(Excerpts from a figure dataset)

——

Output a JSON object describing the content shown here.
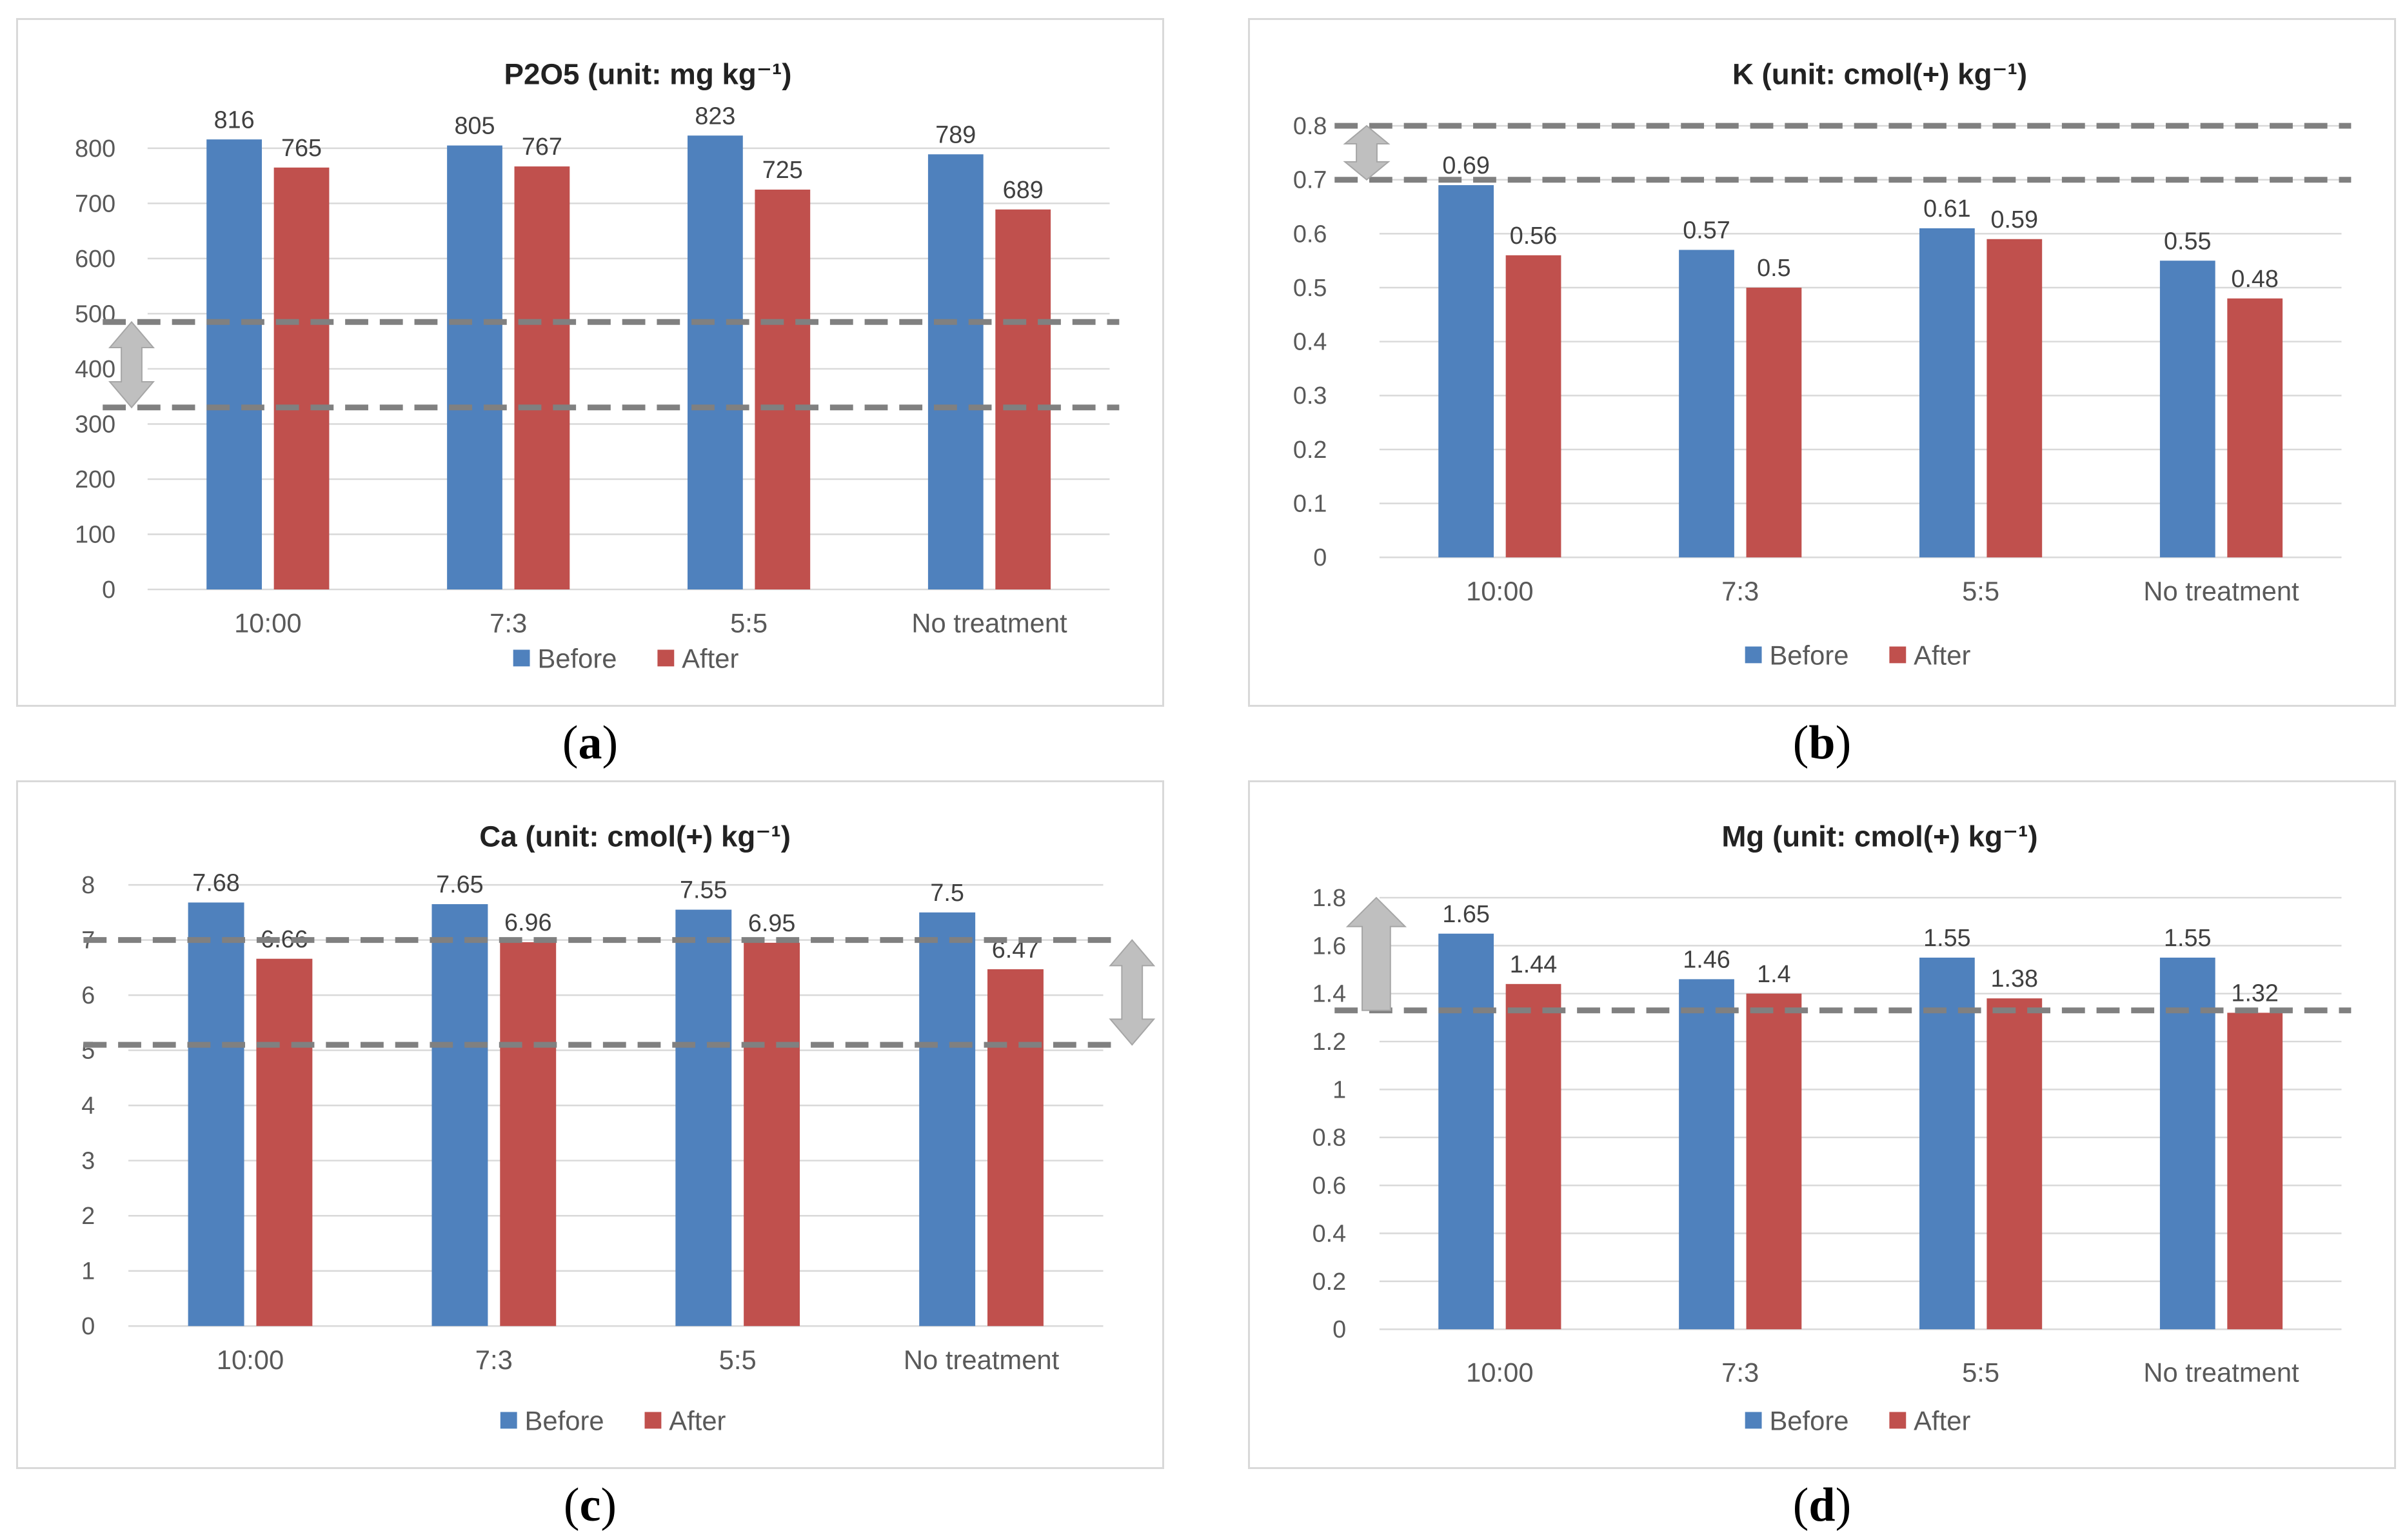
{
  "colors": {
    "before": "#4f81bd",
    "after": "#c0504d",
    "grid": "#d9d9d9",
    "ref": "#808080",
    "arrow": "#bfbfbf"
  },
  "legend": {
    "before": "Before",
    "after": "After"
  },
  "captions": [
    "a",
    "b",
    "c",
    "d"
  ],
  "chart_data": [
    {
      "type": "bar",
      "title": "P2O5 (unit: mg kg⁻¹)",
      "categories": [
        "10:00",
        "7:3",
        "5:5",
        "No treatment"
      ],
      "series": [
        {
          "name": "Before",
          "values": [
            816,
            805,
            823,
            789
          ]
        },
        {
          "name": "After",
          "values": [
            765,
            767,
            725,
            689
          ]
        }
      ],
      "ylim": [
        0,
        800
      ],
      "yticks": [
        "0",
        "100",
        "200",
        "300",
        "400",
        "500",
        "600",
        "700",
        "800"
      ],
      "reference_lines": [
        330,
        485
      ],
      "arrow": "double",
      "grid": true,
      "legend_position": "bottom"
    },
    {
      "type": "bar",
      "title": "K (unit: cmol(+) kg⁻¹)",
      "categories": [
        "10:00",
        "7:3",
        "5:5",
        "No treatment"
      ],
      "series": [
        {
          "name": "Before",
          "values": [
            0.69,
            0.57,
            0.61,
            0.55
          ]
        },
        {
          "name": "After",
          "values": [
            0.56,
            0.5,
            0.59,
            0.48
          ]
        }
      ],
      "ylim": [
        0,
        0.8
      ],
      "yticks": [
        "0",
        "0.1",
        "0.2",
        "0.3",
        "0.4",
        "0.5",
        "0.6",
        "0.7",
        "0.8"
      ],
      "reference_lines": [
        0.7,
        0.8
      ],
      "arrow": "double",
      "grid": true,
      "legend_position": "bottom"
    },
    {
      "type": "bar",
      "title": "Ca (unit: cmol(+) kg⁻¹)",
      "categories": [
        "10:00",
        "7:3",
        "5:5",
        "No treatment"
      ],
      "series": [
        {
          "name": "Before",
          "values": [
            7.68,
            7.65,
            7.55,
            7.5
          ]
        },
        {
          "name": "After",
          "values": [
            6.66,
            6.96,
            6.95,
            6.47
          ]
        }
      ],
      "ylim": [
        0,
        8
      ],
      "yticks": [
        "0",
        "1",
        "2",
        "3",
        "4",
        "5",
        "6",
        "7",
        "8"
      ],
      "reference_lines": [
        5.1,
        7.0
      ],
      "arrow": "double",
      "grid": true,
      "legend_position": "bottom"
    },
    {
      "type": "bar",
      "title": "Mg (unit: cmol(+) kg⁻¹)",
      "categories": [
        "10:00",
        "7:3",
        "5:5",
        "No treatment"
      ],
      "series": [
        {
          "name": "Before",
          "values": [
            1.65,
            1.46,
            1.55,
            1.55
          ]
        },
        {
          "name": "After",
          "values": [
            1.44,
            1.4,
            1.38,
            1.32
          ]
        }
      ],
      "ylim": [
        0,
        1.8
      ],
      "yticks": [
        "0",
        "0.2",
        "0.4",
        "0.6",
        "0.8",
        "1",
        "1.2",
        "1.4",
        "1.6",
        "1.8"
      ],
      "reference_lines": [
        1.33
      ],
      "arrow": "up",
      "grid": true,
      "legend_position": "bottom"
    }
  ]
}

——

- [WHAT IS NEEDED]: Show every line of the records above that contains the word "title".

- [COMPLETE ANSWER]:
      "title": "P2O5 (unit: mg kg⁻¹)",
      "title": "K (unit: cmol(+) kg⁻¹)",
      "title": "Ca (unit: cmol(+) kg⁻¹)",
      "title": "Mg (unit: cmol(+) kg⁻¹)",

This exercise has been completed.